== Material supplied
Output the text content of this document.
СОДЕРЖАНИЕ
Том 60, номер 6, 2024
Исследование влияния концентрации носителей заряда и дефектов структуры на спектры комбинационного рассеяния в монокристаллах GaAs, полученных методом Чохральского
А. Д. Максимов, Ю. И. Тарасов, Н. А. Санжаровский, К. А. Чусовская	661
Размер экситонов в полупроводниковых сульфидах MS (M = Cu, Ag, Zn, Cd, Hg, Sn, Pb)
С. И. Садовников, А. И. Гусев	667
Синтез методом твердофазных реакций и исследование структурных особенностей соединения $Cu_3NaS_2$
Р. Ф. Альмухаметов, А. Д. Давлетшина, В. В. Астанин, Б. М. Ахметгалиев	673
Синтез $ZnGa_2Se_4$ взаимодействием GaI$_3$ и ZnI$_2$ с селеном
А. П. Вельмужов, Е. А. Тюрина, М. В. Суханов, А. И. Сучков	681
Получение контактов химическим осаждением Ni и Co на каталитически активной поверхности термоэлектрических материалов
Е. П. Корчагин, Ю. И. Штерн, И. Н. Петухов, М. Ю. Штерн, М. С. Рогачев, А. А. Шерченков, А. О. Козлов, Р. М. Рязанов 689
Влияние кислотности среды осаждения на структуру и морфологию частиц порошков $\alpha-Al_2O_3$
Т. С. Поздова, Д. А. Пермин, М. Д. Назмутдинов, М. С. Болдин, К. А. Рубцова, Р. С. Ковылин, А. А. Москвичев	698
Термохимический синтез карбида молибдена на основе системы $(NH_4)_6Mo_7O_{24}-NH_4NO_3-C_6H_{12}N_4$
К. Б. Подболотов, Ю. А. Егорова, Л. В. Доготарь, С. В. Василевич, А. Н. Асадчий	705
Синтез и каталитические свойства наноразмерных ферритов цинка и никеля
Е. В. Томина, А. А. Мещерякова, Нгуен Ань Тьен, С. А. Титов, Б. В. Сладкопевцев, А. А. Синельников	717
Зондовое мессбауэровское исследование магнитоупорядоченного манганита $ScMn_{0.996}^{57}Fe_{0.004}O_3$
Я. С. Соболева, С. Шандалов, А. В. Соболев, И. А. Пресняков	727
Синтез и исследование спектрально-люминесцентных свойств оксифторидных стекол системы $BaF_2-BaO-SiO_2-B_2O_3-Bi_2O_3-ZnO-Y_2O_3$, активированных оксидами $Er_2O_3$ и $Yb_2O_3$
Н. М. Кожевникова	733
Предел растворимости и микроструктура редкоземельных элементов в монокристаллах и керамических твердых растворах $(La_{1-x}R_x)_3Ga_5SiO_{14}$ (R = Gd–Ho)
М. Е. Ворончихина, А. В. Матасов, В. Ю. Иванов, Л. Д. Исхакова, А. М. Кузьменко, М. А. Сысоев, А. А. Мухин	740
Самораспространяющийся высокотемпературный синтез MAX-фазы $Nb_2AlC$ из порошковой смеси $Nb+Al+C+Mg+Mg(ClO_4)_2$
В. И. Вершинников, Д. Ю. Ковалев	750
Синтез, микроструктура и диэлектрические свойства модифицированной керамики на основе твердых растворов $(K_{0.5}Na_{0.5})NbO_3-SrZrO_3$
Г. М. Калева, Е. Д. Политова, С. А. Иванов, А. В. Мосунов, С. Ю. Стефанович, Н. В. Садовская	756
====
> _Written exercise_
Work through the data and report how many of its lines hold the word "микроструктура", giving only the figure.

> _Answer_
2